▶ [Brief]: Look through the data below and return each line where "chéng" appears.

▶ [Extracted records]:
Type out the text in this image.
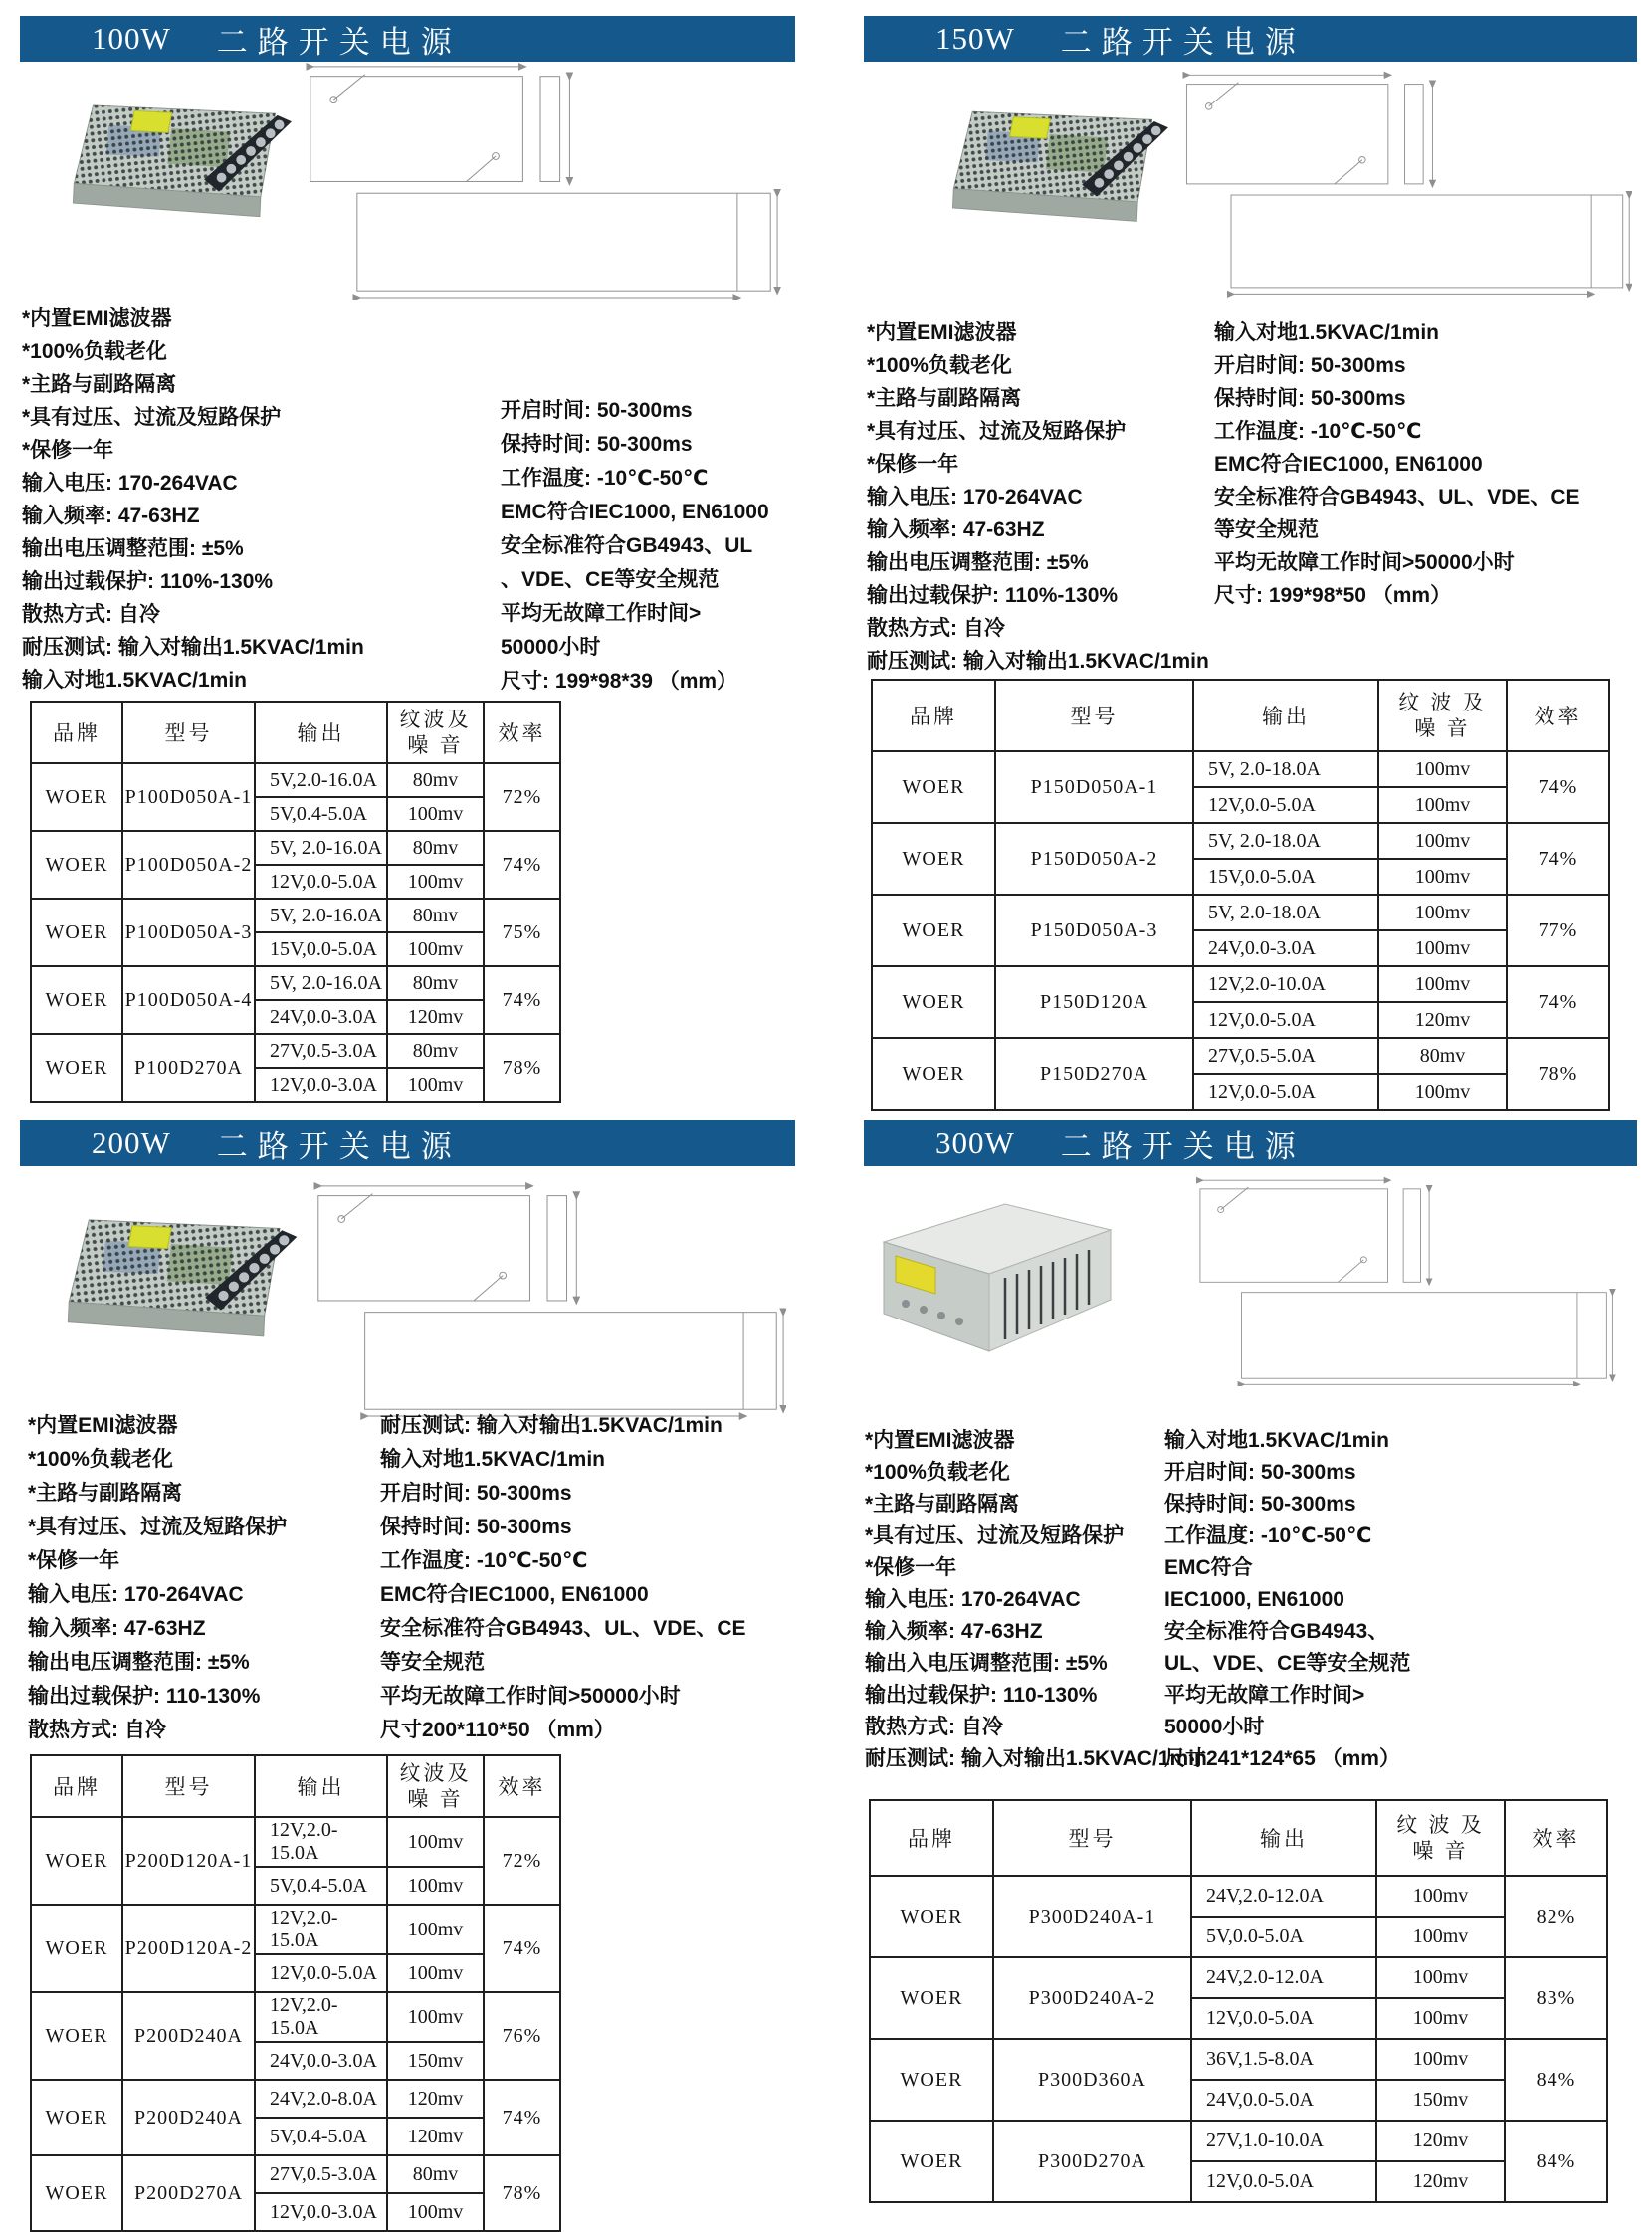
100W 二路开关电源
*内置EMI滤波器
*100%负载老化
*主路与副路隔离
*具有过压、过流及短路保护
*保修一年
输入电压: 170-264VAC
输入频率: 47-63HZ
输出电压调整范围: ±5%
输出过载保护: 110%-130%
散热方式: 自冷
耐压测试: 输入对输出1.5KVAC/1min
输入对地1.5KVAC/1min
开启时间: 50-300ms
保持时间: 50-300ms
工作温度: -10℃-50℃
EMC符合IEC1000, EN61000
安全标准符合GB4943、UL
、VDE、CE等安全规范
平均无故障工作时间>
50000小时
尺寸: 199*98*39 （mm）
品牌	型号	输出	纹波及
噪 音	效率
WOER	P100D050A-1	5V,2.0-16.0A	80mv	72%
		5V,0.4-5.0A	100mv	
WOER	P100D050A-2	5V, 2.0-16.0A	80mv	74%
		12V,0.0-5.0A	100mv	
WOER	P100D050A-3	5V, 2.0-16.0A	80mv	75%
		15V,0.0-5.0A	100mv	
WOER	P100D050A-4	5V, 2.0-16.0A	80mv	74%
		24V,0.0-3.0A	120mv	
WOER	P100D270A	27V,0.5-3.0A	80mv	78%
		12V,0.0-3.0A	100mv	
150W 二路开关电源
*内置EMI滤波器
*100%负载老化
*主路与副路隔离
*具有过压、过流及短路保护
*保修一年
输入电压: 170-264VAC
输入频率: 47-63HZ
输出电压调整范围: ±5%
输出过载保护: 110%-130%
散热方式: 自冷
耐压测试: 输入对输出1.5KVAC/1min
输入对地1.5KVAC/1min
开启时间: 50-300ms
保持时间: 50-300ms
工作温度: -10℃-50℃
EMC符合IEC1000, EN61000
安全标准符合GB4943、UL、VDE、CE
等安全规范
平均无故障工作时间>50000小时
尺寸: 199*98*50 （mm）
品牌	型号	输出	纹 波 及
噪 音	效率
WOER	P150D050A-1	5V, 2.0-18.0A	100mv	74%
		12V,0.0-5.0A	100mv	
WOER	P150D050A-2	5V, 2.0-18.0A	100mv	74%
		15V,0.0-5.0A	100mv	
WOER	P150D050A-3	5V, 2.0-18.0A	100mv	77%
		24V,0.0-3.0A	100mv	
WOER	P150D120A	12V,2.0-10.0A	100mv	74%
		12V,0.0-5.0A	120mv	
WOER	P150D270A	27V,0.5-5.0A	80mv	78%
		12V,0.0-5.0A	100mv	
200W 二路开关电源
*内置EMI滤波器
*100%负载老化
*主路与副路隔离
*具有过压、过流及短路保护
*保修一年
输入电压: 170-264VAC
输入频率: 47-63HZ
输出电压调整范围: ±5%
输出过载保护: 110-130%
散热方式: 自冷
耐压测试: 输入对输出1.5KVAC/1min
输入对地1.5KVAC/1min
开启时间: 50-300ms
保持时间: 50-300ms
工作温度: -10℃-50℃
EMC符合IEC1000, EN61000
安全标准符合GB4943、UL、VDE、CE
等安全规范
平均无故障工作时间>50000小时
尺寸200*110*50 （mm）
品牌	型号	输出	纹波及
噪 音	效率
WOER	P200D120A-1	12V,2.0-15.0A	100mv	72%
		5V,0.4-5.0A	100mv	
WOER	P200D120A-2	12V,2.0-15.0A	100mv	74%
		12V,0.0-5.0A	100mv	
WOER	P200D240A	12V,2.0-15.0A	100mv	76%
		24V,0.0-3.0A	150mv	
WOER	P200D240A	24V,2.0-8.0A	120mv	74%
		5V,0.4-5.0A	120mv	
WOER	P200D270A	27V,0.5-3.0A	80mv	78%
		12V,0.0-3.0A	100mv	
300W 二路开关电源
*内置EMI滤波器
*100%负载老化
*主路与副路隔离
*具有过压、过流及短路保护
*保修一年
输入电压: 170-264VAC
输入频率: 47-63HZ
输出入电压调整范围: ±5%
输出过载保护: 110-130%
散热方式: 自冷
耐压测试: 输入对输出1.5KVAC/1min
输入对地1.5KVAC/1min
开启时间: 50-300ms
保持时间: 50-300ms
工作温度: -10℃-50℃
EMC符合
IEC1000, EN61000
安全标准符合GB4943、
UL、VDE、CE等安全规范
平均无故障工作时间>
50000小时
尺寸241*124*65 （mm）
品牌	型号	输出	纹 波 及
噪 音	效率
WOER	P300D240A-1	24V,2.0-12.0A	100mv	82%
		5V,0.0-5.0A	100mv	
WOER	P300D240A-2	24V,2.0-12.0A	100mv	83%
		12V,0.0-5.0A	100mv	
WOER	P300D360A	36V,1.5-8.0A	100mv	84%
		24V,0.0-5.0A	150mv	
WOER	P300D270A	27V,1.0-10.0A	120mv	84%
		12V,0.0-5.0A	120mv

...

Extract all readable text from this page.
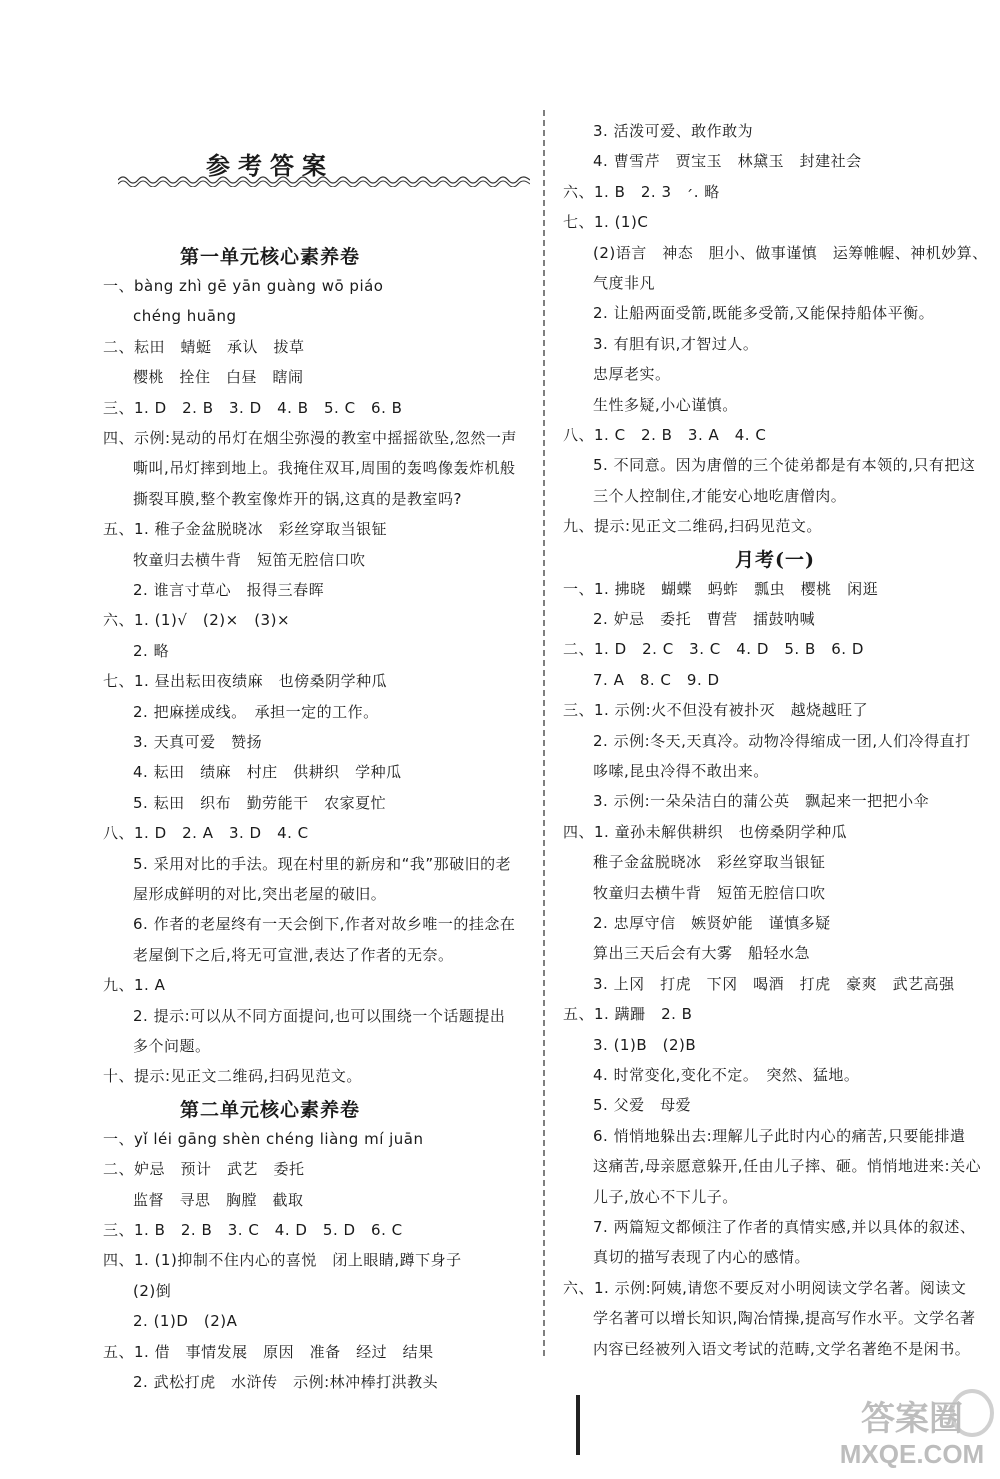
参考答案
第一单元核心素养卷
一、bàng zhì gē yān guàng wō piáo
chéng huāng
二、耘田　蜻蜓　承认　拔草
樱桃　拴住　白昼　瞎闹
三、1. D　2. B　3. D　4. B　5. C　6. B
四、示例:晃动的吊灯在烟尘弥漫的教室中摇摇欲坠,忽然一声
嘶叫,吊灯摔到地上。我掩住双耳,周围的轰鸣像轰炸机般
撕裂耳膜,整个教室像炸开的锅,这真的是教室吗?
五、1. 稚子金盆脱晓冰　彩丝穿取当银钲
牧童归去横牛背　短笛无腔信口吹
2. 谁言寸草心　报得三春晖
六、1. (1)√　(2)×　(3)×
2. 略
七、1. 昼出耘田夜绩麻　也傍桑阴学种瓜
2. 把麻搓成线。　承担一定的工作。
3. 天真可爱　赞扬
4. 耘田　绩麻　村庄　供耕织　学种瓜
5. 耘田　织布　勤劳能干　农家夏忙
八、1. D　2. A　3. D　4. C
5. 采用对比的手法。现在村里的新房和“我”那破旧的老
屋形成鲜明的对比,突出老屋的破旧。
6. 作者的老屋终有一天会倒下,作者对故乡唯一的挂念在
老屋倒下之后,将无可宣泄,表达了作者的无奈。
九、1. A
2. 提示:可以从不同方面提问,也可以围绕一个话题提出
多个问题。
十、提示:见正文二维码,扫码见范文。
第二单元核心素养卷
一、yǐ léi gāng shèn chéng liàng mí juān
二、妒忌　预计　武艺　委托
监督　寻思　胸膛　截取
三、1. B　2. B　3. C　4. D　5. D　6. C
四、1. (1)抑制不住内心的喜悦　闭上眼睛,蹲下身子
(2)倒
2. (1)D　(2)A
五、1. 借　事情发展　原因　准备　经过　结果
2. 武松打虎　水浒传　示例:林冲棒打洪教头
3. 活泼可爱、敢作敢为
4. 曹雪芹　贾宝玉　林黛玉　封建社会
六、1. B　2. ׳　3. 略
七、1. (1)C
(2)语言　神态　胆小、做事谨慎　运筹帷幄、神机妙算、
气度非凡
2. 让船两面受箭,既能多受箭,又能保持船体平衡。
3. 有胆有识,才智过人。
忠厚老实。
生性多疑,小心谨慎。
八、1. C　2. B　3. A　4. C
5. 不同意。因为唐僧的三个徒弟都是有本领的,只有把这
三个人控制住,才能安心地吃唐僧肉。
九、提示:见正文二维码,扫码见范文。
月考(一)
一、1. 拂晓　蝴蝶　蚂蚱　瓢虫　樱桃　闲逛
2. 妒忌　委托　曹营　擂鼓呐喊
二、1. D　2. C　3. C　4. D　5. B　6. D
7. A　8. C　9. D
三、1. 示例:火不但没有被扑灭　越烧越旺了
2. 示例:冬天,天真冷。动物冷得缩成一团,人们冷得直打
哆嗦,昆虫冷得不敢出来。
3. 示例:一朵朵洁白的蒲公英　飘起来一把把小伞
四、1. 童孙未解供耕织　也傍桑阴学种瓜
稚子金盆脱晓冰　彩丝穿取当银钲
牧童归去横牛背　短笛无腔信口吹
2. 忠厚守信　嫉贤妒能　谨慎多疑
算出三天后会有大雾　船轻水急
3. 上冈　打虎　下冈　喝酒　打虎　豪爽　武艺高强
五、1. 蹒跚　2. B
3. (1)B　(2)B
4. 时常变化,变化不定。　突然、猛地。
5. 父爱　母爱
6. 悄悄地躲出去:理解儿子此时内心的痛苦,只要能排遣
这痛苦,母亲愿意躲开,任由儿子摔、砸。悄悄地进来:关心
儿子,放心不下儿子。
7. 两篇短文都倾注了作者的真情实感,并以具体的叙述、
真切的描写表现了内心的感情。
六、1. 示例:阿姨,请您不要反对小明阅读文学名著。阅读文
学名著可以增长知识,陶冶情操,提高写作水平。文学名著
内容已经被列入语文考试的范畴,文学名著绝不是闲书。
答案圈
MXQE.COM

▶ [Answer for the task]:
chéng huāng
一、yǐ léi gāng shèn chéng liàng mí juān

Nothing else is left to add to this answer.